Equilibrista Global: O Desafio Brasileiro Entre Gigantes em Conflito
Os números recordes com ambos os parceiros em meio à sua disputa acirrada colocam o Brasil em uma posição singular e delicada. Por um lado, pode indicar uma capacidade de manter relações comerciais importantes com ambos os lados, talvez até se beneficiando pontualmente de oportunidades criadas pelo conflito (como vender mais para um enquanto o outro está bloqueado).
Por outro lado, essa posição expõe o Brasil a riscos consideráveis:
- Vulnerabilidade ao Desvio: Tornar-se destino de produtos chineses barrados nos EUA pode prejudicar a indústria local.
- Pressões Cruzadas: Ser um parceiro importante de ambos pode gerar pressões diplomáticas e comerciais de Washington e Pequim.
- Volatilidade Global: Uma piora na guerra comercial ou uma desaceleração global resultante dela inevitavelmente afetaria a demanda pelos produtos brasileiros em ambos os mercados.
Sustentabilidade em Xeque: Até Quando Duram os Recordes?
A grande questão é se esses números recordes do primeiro trimestre são sustentáveis. O impacto total das tarifas de 145% dos EUA sobre a China ainda está por ser sentido plenamente nos fluxos globais. Se o desvio de comércio da China para o Brasil se intensificar, o governo brasileiro pode ser forçado a adotar medidas de defesa comercial. Se a economia global desacelerar devido à guerra tarifária, a demanda por commodities brasileiras (essenciais nas exportações para ambos os parceiros) pode cair.
Os recordes atuais podem, portanto, representar um pico momentâneo, um reflexo de dinâmicas de curto prazo (como projetos específicos de importação ou antecipação de compras) e de um cenário global que ainda não absorveu completamente o choque das últimas escaladas tarifárias.

MATERIAL FORNECIDO.
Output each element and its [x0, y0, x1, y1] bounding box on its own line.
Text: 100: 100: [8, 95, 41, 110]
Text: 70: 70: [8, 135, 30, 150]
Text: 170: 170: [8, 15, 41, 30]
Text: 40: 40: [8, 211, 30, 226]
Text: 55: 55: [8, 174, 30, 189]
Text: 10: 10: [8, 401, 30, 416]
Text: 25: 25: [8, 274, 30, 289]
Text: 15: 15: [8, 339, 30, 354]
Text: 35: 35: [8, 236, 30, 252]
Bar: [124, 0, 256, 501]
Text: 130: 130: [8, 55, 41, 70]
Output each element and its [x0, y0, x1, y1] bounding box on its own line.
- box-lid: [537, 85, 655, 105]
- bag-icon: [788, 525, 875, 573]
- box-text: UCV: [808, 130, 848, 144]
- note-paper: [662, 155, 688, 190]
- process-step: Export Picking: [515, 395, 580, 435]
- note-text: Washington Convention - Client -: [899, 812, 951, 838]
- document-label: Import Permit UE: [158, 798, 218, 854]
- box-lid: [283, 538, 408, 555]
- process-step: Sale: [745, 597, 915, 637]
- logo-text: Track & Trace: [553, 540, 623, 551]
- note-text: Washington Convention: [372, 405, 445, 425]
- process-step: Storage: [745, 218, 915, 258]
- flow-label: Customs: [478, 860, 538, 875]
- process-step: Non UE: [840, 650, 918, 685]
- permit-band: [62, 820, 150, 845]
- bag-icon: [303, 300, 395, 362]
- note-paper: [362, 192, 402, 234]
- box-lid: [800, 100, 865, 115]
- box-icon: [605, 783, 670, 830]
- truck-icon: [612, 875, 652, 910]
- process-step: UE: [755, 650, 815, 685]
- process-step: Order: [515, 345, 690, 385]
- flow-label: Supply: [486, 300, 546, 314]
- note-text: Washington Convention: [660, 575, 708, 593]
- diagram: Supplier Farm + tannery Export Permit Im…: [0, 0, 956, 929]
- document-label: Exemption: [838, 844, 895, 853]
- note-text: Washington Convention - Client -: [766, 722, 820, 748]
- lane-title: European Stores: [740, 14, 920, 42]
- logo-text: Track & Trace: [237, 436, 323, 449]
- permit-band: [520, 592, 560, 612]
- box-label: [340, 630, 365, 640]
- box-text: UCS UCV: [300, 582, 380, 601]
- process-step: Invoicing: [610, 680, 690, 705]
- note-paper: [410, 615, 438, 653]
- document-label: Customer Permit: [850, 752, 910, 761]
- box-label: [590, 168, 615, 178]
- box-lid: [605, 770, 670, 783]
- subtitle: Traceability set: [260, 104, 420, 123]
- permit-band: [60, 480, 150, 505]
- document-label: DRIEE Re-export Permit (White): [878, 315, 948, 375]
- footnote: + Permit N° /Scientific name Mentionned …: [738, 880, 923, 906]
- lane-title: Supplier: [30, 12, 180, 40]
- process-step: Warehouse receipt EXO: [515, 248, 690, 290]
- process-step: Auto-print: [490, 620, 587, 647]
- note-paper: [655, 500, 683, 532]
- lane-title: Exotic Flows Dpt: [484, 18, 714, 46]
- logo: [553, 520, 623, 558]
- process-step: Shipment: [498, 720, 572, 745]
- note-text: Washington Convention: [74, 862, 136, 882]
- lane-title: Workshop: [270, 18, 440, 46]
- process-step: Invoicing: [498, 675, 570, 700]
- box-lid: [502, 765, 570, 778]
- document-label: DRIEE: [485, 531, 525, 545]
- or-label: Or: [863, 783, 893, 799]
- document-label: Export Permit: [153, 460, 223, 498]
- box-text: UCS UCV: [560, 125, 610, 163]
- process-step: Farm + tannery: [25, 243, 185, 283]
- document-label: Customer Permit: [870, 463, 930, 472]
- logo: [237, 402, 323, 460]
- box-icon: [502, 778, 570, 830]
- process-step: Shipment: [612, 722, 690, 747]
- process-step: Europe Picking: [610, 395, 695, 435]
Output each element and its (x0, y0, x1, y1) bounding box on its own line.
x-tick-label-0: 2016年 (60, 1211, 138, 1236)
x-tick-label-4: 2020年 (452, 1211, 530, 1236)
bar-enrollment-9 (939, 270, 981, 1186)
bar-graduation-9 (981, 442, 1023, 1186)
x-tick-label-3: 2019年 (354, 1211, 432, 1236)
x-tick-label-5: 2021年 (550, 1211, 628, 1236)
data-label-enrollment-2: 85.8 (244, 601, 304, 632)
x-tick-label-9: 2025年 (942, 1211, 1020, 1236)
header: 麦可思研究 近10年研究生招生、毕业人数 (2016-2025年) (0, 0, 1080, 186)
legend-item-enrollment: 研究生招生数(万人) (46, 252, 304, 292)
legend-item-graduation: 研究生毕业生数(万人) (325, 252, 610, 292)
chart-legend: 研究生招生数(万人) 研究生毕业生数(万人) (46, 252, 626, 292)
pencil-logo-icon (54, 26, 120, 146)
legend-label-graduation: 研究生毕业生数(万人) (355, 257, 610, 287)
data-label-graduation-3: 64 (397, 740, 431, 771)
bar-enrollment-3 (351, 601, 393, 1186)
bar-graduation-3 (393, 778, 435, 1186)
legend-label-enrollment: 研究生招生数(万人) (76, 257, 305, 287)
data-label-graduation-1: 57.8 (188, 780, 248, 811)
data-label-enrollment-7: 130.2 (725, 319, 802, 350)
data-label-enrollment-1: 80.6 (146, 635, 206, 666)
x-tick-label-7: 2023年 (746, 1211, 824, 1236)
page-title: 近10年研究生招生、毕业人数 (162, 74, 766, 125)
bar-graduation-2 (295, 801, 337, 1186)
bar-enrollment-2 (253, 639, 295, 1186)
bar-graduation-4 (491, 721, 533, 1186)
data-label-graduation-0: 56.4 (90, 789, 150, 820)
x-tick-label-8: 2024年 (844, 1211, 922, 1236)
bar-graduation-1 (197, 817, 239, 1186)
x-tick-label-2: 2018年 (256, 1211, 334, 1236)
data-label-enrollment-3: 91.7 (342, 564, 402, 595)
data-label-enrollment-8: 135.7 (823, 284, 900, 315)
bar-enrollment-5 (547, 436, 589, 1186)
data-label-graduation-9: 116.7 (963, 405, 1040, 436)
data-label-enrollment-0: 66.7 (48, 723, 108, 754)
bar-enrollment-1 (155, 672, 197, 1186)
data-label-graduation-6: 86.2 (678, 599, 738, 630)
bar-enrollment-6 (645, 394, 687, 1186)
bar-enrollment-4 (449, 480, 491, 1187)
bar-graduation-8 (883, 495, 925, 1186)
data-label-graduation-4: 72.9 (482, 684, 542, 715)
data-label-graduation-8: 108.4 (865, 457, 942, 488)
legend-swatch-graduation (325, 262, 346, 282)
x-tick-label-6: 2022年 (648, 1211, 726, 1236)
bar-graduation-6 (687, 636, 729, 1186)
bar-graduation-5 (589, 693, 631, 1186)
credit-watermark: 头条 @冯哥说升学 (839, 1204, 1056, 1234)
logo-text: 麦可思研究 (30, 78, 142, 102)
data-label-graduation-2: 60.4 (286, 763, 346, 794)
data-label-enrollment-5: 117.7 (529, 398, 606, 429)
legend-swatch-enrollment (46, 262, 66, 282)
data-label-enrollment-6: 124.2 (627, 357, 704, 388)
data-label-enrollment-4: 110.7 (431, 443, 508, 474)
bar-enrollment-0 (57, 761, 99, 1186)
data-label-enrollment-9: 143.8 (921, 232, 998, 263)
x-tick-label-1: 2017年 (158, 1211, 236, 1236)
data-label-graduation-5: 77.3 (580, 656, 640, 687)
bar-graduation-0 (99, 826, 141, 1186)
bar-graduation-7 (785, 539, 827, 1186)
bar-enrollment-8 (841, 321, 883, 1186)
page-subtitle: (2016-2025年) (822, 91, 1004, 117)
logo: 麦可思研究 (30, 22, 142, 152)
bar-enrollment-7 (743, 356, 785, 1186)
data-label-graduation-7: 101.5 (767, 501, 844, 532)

O QUE SE PEDE. Continue o texto sobre o comércio do Brasil com os EUA e a China a partir do ponto em que ele termina. Os itens não têm nenhum papel nesta parte.

RESPOSTA AO PROBLEMA.
Resiliência Aparente, Riscos Latentes
O desempenho comercial do Brasil no primeiro trimestre de 2025 oferece uma imagem paradoxal de resiliência em meio à crescente guerra comercial EUA-China, com recordes históricos de fluxo com ambos os países. Contudo, a análise detalhada revela nuances preocupantes, especialmente o forte aumento das importações chinesas, que levanta suspeitas de desvio de comércio e motiva o monitoramento atento do governo federal.
Embora o Brasil demonstre capacidade de manter e até expandir o comércio com seus principais parceiros em um ambiente adverso, os riscos de ser afetado negativamente pela disputa alheia – seja pela concorrência desleal de importados ou por uma desaceleração global – são significativos. O país navega em águas turbulentas, e a sustentabilidade desses recordes comerciais dependerá tanto da evolução do conflito entre as superpotências quanto da própria estratégia brasileira para mitigar seus efeitos colaterais.